Exercise requirements
Repeat the listing in full, word for word.

Supplied records
* * *
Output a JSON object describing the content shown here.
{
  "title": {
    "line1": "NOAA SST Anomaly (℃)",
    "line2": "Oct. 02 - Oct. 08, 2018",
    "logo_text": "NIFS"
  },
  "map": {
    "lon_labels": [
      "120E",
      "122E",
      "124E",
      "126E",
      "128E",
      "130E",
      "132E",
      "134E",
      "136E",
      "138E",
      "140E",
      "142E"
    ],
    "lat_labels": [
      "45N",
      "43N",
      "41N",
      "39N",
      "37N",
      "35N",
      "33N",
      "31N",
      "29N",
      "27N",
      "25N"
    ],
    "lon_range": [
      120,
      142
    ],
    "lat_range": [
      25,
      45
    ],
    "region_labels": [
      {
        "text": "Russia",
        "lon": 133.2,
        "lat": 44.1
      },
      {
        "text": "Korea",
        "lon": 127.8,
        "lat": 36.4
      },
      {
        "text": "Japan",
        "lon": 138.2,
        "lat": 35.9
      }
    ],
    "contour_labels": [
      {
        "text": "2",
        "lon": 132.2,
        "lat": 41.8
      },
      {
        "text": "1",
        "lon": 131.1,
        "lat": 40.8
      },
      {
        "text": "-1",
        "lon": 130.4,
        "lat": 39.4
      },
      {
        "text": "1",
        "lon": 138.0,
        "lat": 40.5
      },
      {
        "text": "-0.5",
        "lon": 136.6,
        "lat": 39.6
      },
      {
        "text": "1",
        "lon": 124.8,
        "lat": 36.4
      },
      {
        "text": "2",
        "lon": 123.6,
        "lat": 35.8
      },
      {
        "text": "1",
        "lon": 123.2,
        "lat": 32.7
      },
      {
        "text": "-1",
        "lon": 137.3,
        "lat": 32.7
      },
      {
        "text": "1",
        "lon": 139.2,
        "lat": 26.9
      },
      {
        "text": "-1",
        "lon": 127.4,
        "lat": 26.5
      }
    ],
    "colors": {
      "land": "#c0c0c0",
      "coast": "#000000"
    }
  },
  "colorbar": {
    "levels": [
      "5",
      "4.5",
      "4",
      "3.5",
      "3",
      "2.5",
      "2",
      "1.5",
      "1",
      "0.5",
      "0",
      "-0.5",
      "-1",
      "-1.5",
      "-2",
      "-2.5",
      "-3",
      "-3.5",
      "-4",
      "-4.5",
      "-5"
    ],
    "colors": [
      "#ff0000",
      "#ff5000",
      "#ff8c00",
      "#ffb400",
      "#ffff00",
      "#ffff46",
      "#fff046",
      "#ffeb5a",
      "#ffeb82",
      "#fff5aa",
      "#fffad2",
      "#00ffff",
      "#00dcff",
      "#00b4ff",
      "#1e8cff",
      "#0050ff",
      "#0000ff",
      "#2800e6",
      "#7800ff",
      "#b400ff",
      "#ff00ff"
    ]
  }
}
* * *
Response to the exercise
Output a JSON object describing the content shown here.
{
  "title": {
    "line1": "NOAA SST Anomaly (℃)",
    "line2": "Oct. 02 - Oct. 08, 2018",
    "logo_text": "NIFS"
  },
  "map": {
    "lon_labels": [
      "120E",
      "122E",
      "124E",
      "126E",
      "128E",
      "130E",
      "132E",
      "134E",
      "136E",
      "138E",
      "140E",
      "142E"
    ],
    "lat_labels": [
      "45N",
      "43N",
      "41N",
      "39N",
      "37N",
      "35N",
      "33N",
      "31N",
      "29N",
      "27N",
      "25N"
    ],
    "lon_range": [
      120,
      142
    ],
    "lat_range": [
      25,
      45
    ],
    "region_labels": [
      {
        "text": "Russia",
        "lon": 133.2,
        "lat": 44.1
      },
      {
        "text": "Korea",
        "lon": 127.8,
        "lat": 36.4
      },
      {
        "text": "Japan",
        "lon": 138.2,
        "lat": 35.9
      }
    ],
    "contour_labels": [
      {
        "text": "2",
        "lon": 132.2,
        "lat": 41.8
      },
      {
        "text": "1",
        "lon": 131.1,
        "lat": 40.8
      },
      {
        "text": "-1",
        "lon": 130.4,
        "lat": 39.4
      },
      {
        "text": "1",
        "lon": 138.0,
        "lat": 40.5
      },
      {
        "text": "-0.5",
        "lon": 136.6,
        "lat": 39.6
      },
      {
        "text": "1",
        "lon": 124.8,
        "lat": 36.4
      },
      {
        "text": "2",
        "lon": 123.6,
        "lat": 35.8
      },
      {
        "text": "1",
        "lon": 123.2,
        "lat": 32.7
      },
      {
        "text": "-1",
        "lon": 137.3,
        "lat": 32.7
      },
      {
        "text": "1",
        "lon": 139.2,
        "lat": 26.9
      },
      {
        "text": "-1",
        "lon": 127.4,
        "lat": 26.5
      }
    ],
    "colors": {
      "land": "#c0c0c0",
      "coast": "#000000"
    }
  },
  "colorbar": {
    "levels": [
      "5",
      "4.5",
      "4",
      "3.5",
      "3",
      "2.5",
      "2",
      "1.5",
      "1",
      "0.5",
      "0",
      "-0.5",
      "-1",
      "-1.5",
      "-2",
      "-2.5",
      "-3",
      "-3.5",
      "-4",
      "-4.5",
      "-5"
    ],
    "colors": [
      "#ff0000",
      "#ff5000",
      "#ff8c00",
      "#ffb400",
      "#ffff00",
      "#ffff46",
      "#fff046",
      "#ffeb5a",
      "#ffeb82",
      "#fff5aa",
      "#fffad2",
      "#00ffff",
      "#00dcff",
      "#00b4ff",
      "#1e8cff",
      "#0050ff",
      "#0000ff",
      "#2800e6",
      "#7800ff",
      "#b400ff",
      "#ff00ff"
    ]
  }
}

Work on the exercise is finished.